» **To do**
Each line that holds the word "sideNav" should be returned.

» **Exercise input**
:::

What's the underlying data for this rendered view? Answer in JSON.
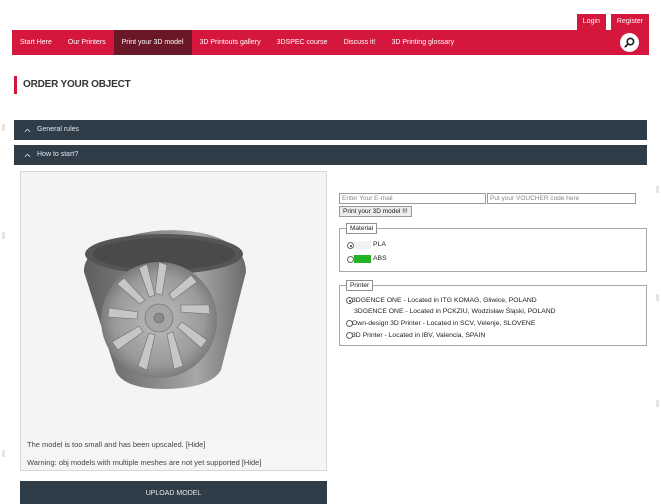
{
  "auth": {
    "login": "Login",
    "register": "Register"
  },
  "nav": {
    "items": [
      "Start Here",
      "Our Printers",
      "Print your 3D model",
      "3D Printouts gallery",
      "3DSPEC course",
      "Discuss it!",
      "3D Printing glossary"
    ],
    "active_index": 2,
    "search_icon": "search-icon"
  },
  "page": {
    "title": "ORDER YOUR OBJECT"
  },
  "accordion": [
    {
      "label": "General rules",
      "icon": "chevron-up-icon"
    },
    {
      "label": "How to start?",
      "icon": "chevron-up-icon"
    }
  ],
  "viewer": {
    "messages": [
      "The model is too small and has been upscaled. [Hide]",
      "Warning: obj models with multiple meshes are not yet supported [Hide]"
    ],
    "upload_label": "UPLOAD MODEL"
  },
  "form": {
    "email_placeholder": "Enter Your E-mail",
    "voucher_placeholder": "Put your VOUCHER code here",
    "print_button": "Print your 3D model !!!"
  },
  "material": {
    "legend": "Material",
    "options": [
      {
        "label": "PLA",
        "color": "#f2f2f2",
        "checked": true
      },
      {
        "label": "ABS",
        "color": "#22b222",
        "checked": false
      }
    ]
  },
  "printer": {
    "legend": "Printer",
    "options": [
      {
        "label": "3DGENCE ONE - Located in ITG KOMAG, Gliwice, POLAND",
        "checked": true
      },
      {
        "label": "3DGENCE ONE - Located in PCKZIU, Wodzisław Śląski, POLAND",
        "checked": false
      },
      {
        "label": "Own-design 3D Printer - Located in SCV, Velenje, SLOVENE",
        "checked": false
      },
      {
        "label": "3D Printer - Located in IBV, Valencia, SPAIN",
        "checked": false
      }
    ]
  },
  "colors": {
    "accent": "#d5163d",
    "nav_active": "#6a1727",
    "accordion": "#2f3d48"
  }
}
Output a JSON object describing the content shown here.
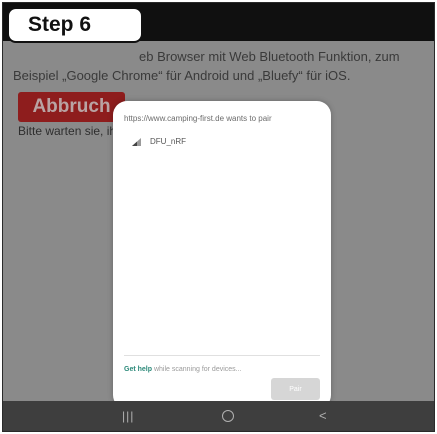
{
  "step_badge": {
    "label": "Step 6"
  },
  "webpage": {
    "intro_text": "eb Browser mit Web Bluetooth Funktion, zum Beispiel „Google Chrome“ für Android und „Bluefy“ für iOS.",
    "cancel_button": "Abbruch",
    "wait_text": "Bitte warten sie, ih"
  },
  "pair_dialog": {
    "title": "https://www.camping-first.de wants to pair",
    "devices": [
      {
        "name": "DFU_nRF",
        "icon": "signal-strength-icon"
      }
    ],
    "help_link": "Get help",
    "help_text": " while scanning for devices...",
    "pair_button": "Pair"
  },
  "navbar": {
    "recents_glyph": "|||",
    "back_glyph": "<"
  },
  "colors": {
    "backdrop": "#8a8a8a",
    "cancel_button_bg": "#8e1d1d",
    "help_link": "#2c8a7a",
    "pair_button_disabled": "#d6d6d6",
    "navbar": "#3e3e3e"
  }
}
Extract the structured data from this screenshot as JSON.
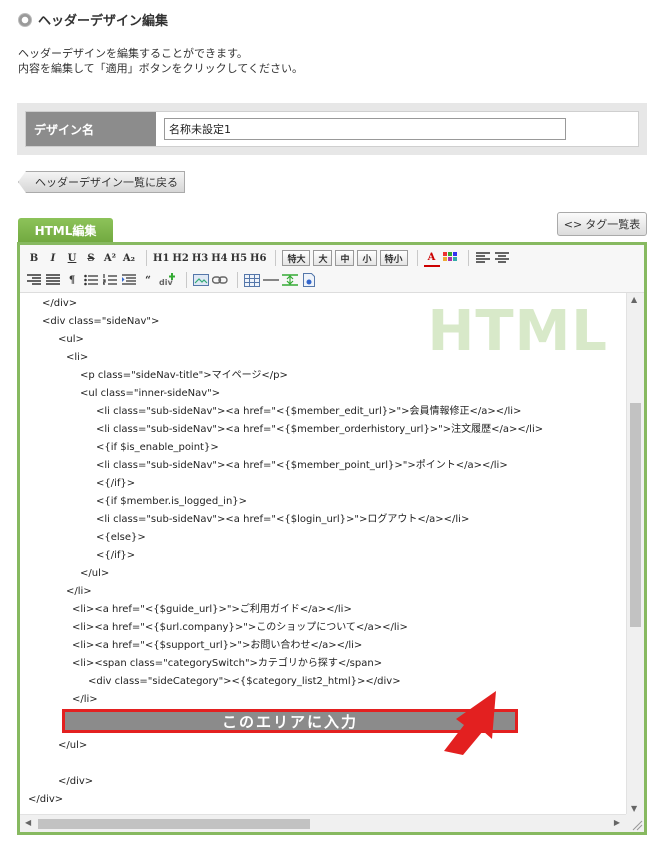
{
  "page": {
    "title": "ヘッダーデザイン編集",
    "description_line1": "ヘッダーデザインを編集することができます。",
    "description_line2": "内容を編集して「適用」ボタンをクリックしてください。"
  },
  "form": {
    "label": "デザイン名",
    "value": "名称未設定1"
  },
  "back_button": "ヘッダーデザイン一覧に戻る",
  "tabs": {
    "html_edit": "HTML編集"
  },
  "tag_list_button": "タグ一覧表",
  "toolbar": {
    "bold": "B",
    "italic": "I",
    "underline": "U",
    "strike": "S",
    "superscript": "A²",
    "subscript": "A₂",
    "h1": "H1",
    "h2": "H2",
    "h3": "H3",
    "h4": "H4",
    "h5": "H5",
    "h6": "H6",
    "size_xl": "特大",
    "size_l": "大",
    "size_m": "中",
    "size_s": "小",
    "size_xs": "特小",
    "font_color_icon": "A",
    "paragraph": "¶",
    "quote": "“"
  },
  "editor": {
    "watermark": "HTML",
    "code_lines": [
      "</div>",
      "<div class=\"sideNav\">",
      "<ul>",
      "<li>",
      "<p class=\"sideNav-title\">マイページ</p>",
      "<ul class=\"inner-sideNav\">",
      "<li class=\"sub-sideNav\"><a href=\"<{$member_edit_url}>\">会員情報修正</a></li>",
      "<li class=\"sub-sideNav\"><a href=\"<{$member_orderhistory_url}>\">注文履歴</a></li>",
      "<{if $is_enable_point}>",
      "<li class=\"sub-sideNav\"><a href=\"<{$member_point_url}>\">ポイント</a></li>",
      "<{/if}>",
      "<{if $member.is_logged_in}>",
      "<li class=\"sub-sideNav\"><a href=\"<{$login_url}>\">ログアウト</a></li>",
      "<{else}>",
      "<{/if}>",
      "</ul>",
      "</li>",
      "<li><a href=\"<{$guide_url}>\">ご利用ガイド</a></li>",
      "<li><a href=\"<{$url.company}>\">このショップについて</a></li>",
      "<li><a href=\"<{$support_url}>\">お問い合わせ</a></li>",
      "<li><span class=\"categorySwitch\">カテゴリから探す</span>",
      "<div class=\"sideCategory\"><{$category_list2_html}></div>",
      "</li>",
      "",
      "</ul>",
      "",
      "</div>",
      "</div>"
    ],
    "input_area_label": "このエリアに入力"
  },
  "colors": {
    "accent_green": "#87b960",
    "highlight_red": "#e32020"
  }
}
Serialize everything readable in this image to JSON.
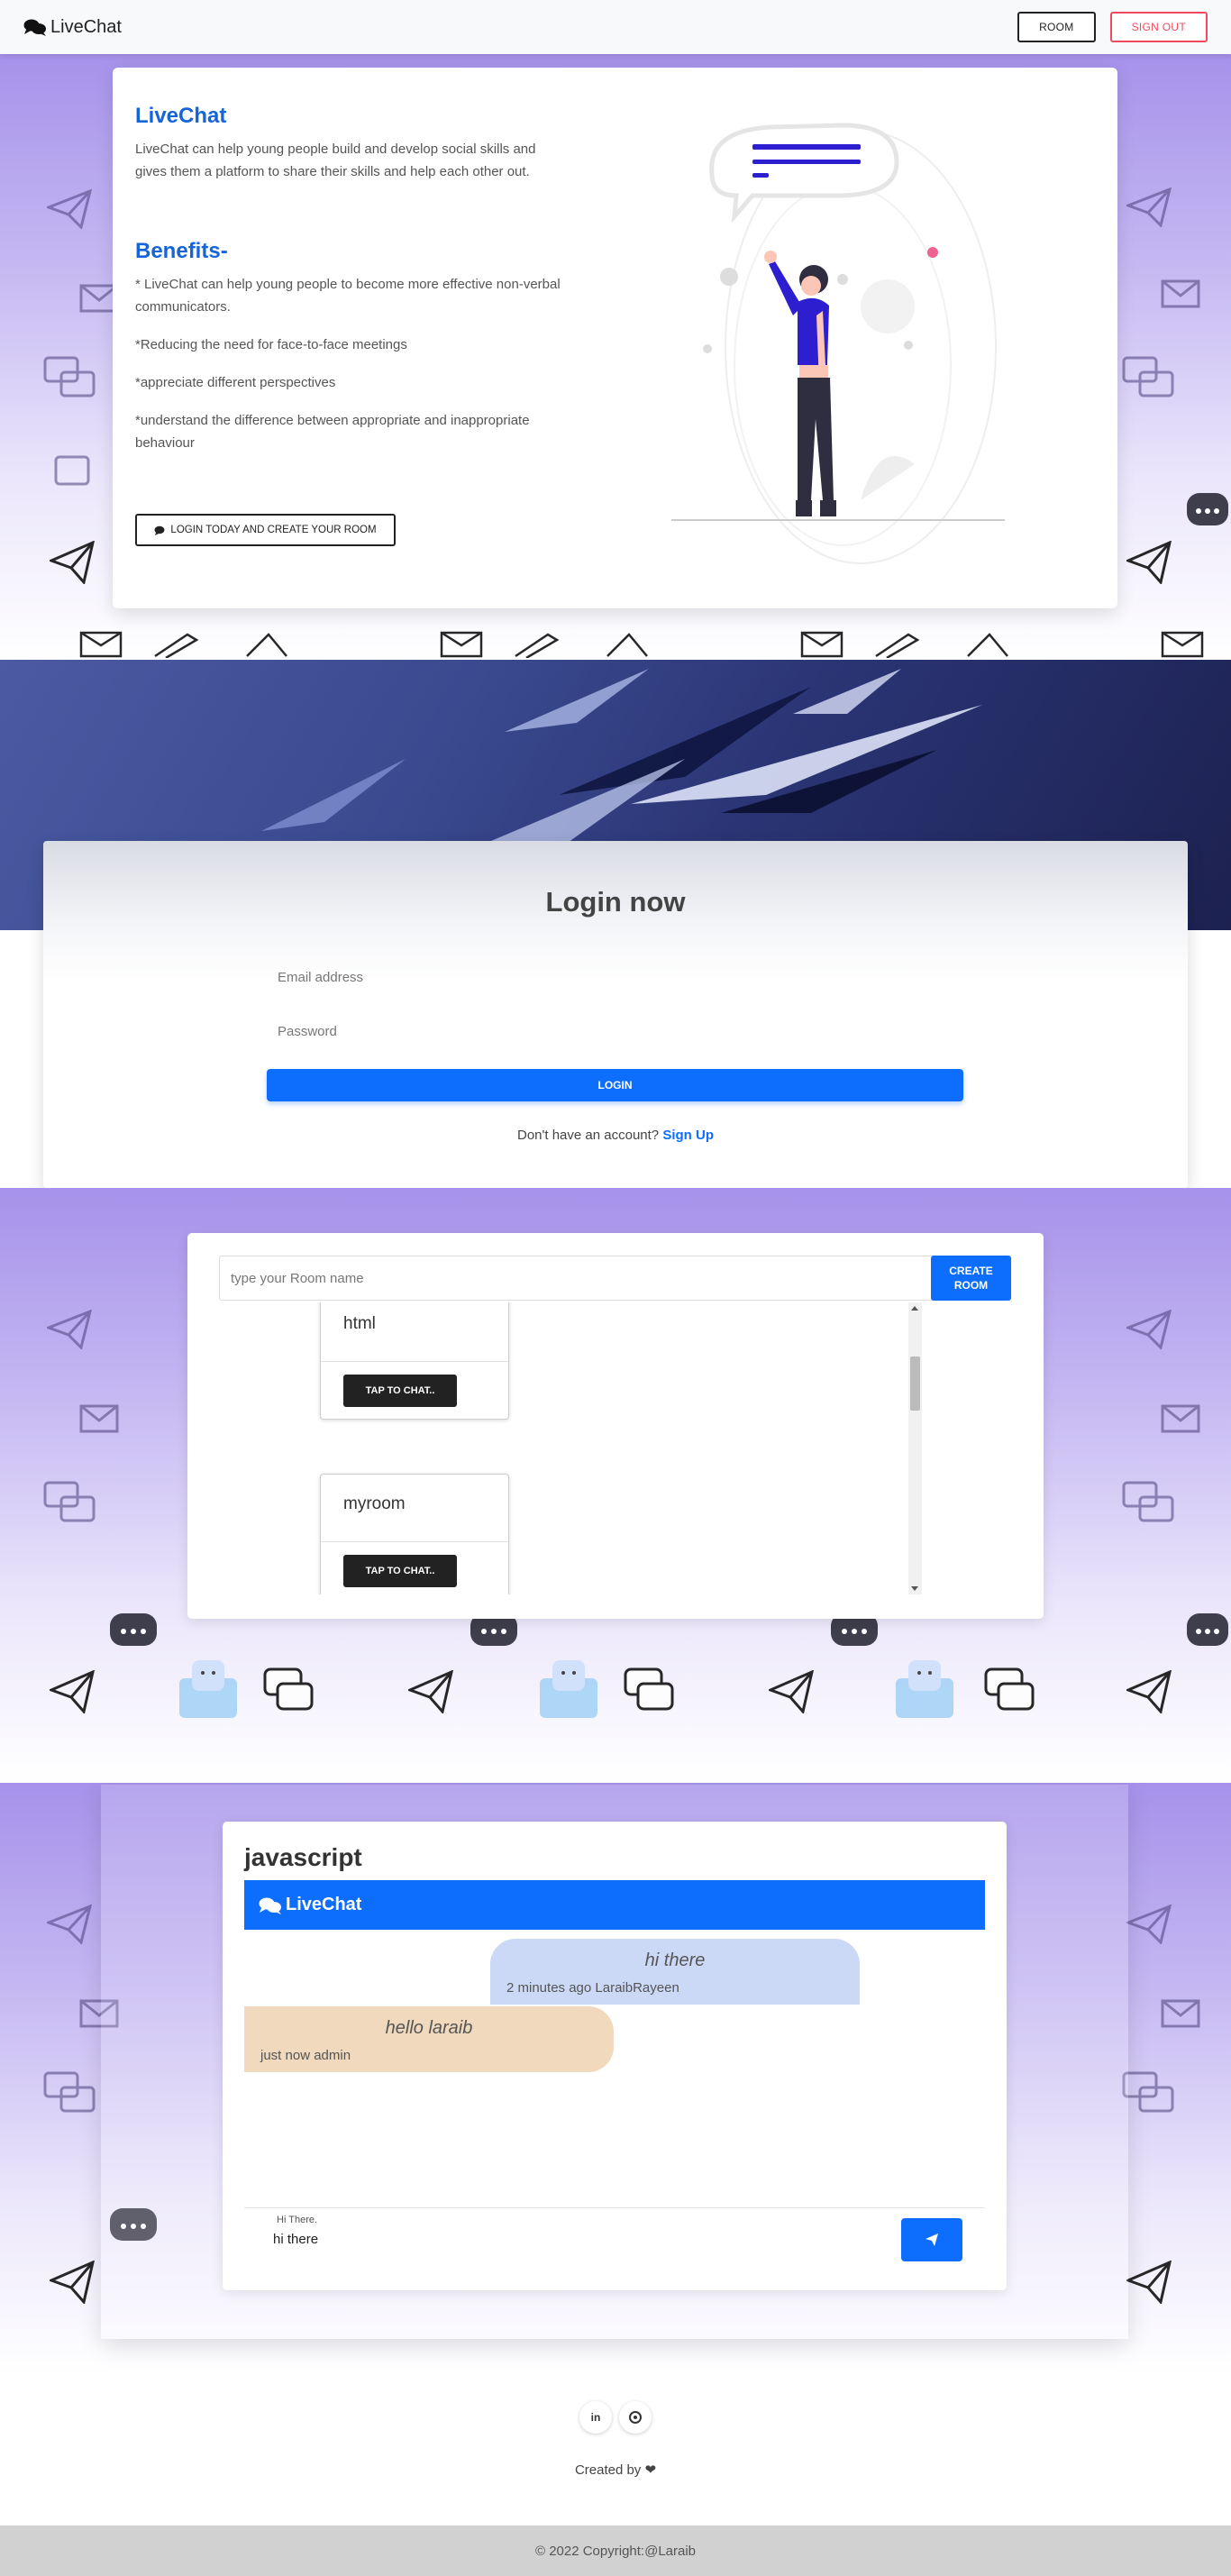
{
  "navbar": {
    "brand": "LiveChat",
    "room_label": "ROOM",
    "signout_label": "SIGN OUT"
  },
  "hero": {
    "title": "LiveChat",
    "description": "LiveChat can help young people build and develop social skills and gives them a platform to share their skills and help each other out.",
    "benefits_title": "Benefits-",
    "benefits": [
      "* LiveChat can help young people to become more effective non-verbal communicators.",
      "*Reducing the need for face-to-face meetings",
      "*appreciate different perspectives",
      "*understand the difference between appropriate and inappropriate behaviour"
    ],
    "cta_label": "LOGIN TODAY AND CREATE YOUR ROOM"
  },
  "login": {
    "title": "Login now",
    "email_placeholder": "Email address",
    "password_placeholder": "Password",
    "button_label": "LOGIN",
    "signup_prompt": "Don't have an account?",
    "signup_link": "Sign Up"
  },
  "rooms": {
    "input_placeholder": "type your Room name",
    "create_label_line1": "CREATE",
    "create_label_line2": "ROOM",
    "items": [
      {
        "name": "html",
        "button": "TAP TO CHAT.."
      },
      {
        "name": "myroom",
        "button": "TAP TO CHAT.."
      }
    ]
  },
  "chat": {
    "room_title": "javascript",
    "header_brand": "LiveChat",
    "messages": [
      {
        "text": "hi there",
        "meta": "2 minutes ago LaraibRayeen",
        "from": "me"
      },
      {
        "text": "hello laraib",
        "meta": "just now admin",
        "from": "other"
      }
    ],
    "input_label": "Hi There.",
    "input_value": "hi there"
  },
  "footer": {
    "linkedin": "in",
    "created_by": "Created by",
    "copyright": "© 2022 Copyright:@Laraib"
  },
  "colors": {
    "primary": "#0d6efd",
    "hero_accent": "#1564d8",
    "signout": "#ef4a5d",
    "me_bubble": "#cbd9f7",
    "other_bubble": "#f0d9bc"
  }
}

:::

» **Task solution**
      "<div class=\"sideNav\">",
      "<p class=\"sideNav-title\">マイページ</p>",
      "<ul class=\"inner-sideNav\">",
      "<li class=\"sub-sideNav\"><a href=\"<{$member_edit_url}>\">会員情報修正</a></li>",
      "<li class=\"sub-sideNav\"><a href=\"<{$member_orderhistory_url}>\">注文履歴</a></li>",
      "<li class=\"sub-sideNav\"><a href=\"<{$member_point_url}>\">ポイント</a></li>",
      "<li class=\"sub-sideNav\"><a href=\"<{$login_url}>\">ログアウト</a></li>",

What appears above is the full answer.